List each line in which the string "title" appears.

────────────────────

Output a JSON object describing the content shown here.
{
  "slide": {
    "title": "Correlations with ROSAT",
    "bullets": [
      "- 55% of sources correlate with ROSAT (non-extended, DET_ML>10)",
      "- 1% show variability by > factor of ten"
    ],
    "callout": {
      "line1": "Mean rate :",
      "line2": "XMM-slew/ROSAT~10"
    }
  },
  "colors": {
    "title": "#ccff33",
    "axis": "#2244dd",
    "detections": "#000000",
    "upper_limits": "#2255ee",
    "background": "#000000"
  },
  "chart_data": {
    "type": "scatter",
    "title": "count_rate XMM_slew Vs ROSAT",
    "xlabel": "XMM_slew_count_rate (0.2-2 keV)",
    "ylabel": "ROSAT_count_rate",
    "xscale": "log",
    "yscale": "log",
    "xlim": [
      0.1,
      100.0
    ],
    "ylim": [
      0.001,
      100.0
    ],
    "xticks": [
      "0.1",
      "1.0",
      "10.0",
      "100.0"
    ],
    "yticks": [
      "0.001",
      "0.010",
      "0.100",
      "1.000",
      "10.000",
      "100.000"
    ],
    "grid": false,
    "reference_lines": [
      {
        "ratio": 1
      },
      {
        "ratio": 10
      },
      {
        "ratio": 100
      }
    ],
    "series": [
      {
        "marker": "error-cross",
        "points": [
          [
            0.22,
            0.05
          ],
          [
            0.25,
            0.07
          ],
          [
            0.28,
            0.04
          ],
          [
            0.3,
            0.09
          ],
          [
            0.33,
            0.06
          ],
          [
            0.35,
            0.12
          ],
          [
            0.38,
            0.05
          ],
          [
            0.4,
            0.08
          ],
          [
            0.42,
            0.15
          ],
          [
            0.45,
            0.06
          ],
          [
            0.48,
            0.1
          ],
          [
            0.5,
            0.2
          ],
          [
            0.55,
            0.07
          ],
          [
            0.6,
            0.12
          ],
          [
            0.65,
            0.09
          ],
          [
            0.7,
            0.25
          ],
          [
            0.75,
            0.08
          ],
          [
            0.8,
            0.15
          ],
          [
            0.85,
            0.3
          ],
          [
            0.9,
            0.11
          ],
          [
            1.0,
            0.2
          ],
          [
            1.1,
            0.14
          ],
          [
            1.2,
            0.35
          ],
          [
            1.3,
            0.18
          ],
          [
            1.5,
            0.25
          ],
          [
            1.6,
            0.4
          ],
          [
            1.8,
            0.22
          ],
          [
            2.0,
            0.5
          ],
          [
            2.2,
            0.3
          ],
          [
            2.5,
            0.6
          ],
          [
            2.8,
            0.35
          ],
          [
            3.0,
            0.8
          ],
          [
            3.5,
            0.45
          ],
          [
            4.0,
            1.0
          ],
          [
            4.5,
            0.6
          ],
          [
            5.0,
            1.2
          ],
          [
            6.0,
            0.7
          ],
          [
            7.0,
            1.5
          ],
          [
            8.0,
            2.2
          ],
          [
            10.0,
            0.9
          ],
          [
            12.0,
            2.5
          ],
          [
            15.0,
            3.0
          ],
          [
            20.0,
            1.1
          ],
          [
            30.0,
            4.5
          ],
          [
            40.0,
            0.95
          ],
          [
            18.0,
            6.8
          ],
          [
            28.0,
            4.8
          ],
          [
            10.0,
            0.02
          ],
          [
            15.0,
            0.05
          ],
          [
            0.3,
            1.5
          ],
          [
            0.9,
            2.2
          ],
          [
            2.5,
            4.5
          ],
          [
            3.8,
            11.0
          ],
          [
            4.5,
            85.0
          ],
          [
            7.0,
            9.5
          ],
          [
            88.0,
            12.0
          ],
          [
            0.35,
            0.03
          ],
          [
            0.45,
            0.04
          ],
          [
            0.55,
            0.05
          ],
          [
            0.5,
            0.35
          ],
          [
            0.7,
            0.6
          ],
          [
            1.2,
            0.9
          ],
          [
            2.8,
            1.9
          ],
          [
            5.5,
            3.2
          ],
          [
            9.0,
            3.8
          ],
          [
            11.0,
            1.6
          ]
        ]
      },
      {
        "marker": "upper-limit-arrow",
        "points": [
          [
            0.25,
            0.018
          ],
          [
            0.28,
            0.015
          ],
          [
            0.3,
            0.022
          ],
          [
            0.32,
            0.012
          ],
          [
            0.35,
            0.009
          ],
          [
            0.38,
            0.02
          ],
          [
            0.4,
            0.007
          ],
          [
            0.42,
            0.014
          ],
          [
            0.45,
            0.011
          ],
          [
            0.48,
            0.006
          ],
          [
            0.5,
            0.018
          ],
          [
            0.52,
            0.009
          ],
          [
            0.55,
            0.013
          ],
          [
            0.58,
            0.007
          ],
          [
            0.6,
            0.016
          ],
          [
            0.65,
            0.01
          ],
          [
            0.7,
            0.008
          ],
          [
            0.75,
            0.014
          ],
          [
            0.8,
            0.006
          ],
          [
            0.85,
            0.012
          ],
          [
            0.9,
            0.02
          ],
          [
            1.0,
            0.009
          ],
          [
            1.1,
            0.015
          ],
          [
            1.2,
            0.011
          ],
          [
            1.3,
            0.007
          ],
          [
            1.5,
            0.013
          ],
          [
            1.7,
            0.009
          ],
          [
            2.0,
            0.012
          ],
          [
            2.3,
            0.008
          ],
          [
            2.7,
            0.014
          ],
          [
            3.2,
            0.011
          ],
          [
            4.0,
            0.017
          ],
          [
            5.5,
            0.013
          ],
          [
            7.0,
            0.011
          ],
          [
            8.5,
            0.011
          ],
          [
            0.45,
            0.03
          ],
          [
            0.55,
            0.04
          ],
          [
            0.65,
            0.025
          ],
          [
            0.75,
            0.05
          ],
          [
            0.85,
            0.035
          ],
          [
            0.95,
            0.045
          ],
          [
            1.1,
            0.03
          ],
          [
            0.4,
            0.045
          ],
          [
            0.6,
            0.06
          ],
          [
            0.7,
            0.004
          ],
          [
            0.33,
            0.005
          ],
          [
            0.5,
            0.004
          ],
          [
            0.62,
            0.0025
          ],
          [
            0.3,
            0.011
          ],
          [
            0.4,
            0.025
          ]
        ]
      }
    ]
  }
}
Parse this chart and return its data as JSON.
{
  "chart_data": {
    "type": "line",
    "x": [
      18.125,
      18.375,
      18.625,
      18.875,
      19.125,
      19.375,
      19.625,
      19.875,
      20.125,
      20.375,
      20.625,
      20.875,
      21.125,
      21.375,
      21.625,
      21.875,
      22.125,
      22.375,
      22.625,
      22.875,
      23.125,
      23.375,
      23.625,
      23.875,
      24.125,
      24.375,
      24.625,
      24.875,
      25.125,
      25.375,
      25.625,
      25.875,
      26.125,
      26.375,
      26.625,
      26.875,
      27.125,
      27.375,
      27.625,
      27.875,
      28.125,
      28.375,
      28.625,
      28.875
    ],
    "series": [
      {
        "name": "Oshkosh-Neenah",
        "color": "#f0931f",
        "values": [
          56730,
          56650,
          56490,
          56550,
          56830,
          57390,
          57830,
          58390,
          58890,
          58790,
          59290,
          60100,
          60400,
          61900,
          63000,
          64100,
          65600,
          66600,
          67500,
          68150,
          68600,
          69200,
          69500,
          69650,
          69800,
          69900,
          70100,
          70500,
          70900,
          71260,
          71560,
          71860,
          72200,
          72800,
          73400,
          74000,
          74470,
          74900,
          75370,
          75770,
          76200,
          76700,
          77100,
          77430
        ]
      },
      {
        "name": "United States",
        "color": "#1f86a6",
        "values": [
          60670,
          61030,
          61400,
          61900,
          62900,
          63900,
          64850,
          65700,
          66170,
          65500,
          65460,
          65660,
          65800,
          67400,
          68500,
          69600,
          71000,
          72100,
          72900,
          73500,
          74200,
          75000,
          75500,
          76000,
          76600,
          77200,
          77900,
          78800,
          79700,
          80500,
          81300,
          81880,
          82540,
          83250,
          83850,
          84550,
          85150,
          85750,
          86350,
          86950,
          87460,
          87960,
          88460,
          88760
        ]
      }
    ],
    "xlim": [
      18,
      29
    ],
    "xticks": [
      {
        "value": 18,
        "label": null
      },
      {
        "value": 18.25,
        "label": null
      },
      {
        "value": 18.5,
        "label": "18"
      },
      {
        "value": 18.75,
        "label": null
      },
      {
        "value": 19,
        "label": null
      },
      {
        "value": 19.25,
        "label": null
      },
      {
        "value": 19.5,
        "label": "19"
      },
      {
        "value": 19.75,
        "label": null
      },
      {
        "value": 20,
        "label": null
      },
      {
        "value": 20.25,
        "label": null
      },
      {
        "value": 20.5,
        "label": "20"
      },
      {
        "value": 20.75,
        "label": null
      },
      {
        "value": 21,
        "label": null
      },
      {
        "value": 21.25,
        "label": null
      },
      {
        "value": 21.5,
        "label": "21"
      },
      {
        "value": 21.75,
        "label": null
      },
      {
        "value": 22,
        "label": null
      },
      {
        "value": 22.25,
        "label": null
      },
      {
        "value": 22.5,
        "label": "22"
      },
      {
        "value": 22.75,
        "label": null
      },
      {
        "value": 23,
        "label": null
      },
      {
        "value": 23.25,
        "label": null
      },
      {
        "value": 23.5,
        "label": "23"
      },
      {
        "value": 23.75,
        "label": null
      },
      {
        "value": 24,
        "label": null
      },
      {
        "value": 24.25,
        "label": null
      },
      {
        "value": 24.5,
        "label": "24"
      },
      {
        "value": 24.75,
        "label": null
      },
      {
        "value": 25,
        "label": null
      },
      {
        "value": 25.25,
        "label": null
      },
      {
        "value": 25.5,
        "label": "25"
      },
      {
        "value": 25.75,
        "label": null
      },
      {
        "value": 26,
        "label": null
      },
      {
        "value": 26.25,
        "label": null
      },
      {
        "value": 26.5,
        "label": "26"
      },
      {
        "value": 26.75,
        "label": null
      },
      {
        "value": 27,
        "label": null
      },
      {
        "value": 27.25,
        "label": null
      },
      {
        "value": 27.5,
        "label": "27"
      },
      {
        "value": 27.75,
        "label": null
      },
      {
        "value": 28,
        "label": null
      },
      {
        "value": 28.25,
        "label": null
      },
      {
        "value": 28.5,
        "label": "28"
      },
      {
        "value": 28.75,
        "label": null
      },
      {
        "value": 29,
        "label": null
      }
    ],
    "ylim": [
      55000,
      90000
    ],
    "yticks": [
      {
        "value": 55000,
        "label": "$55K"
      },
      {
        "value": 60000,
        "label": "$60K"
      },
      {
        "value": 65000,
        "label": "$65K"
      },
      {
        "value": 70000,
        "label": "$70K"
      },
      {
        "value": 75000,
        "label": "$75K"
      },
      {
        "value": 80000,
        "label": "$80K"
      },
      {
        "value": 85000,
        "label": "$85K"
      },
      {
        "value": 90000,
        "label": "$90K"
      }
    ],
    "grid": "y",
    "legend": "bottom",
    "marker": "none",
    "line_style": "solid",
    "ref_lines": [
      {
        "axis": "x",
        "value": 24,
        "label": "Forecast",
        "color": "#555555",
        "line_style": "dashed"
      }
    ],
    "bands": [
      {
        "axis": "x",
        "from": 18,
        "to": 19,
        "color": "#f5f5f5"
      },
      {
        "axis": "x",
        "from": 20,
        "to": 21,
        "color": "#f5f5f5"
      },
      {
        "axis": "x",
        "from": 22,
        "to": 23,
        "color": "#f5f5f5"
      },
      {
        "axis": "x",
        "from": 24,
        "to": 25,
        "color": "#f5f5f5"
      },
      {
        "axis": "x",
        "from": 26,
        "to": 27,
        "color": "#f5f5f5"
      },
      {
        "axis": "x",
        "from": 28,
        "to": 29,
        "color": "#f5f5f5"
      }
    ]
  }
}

────────────────────

== Exercise answer ==
    "title": "Correlations with ROSAT",
    "title": "#ccff33",
    "title": "count_rate XMM_slew Vs ROSAT",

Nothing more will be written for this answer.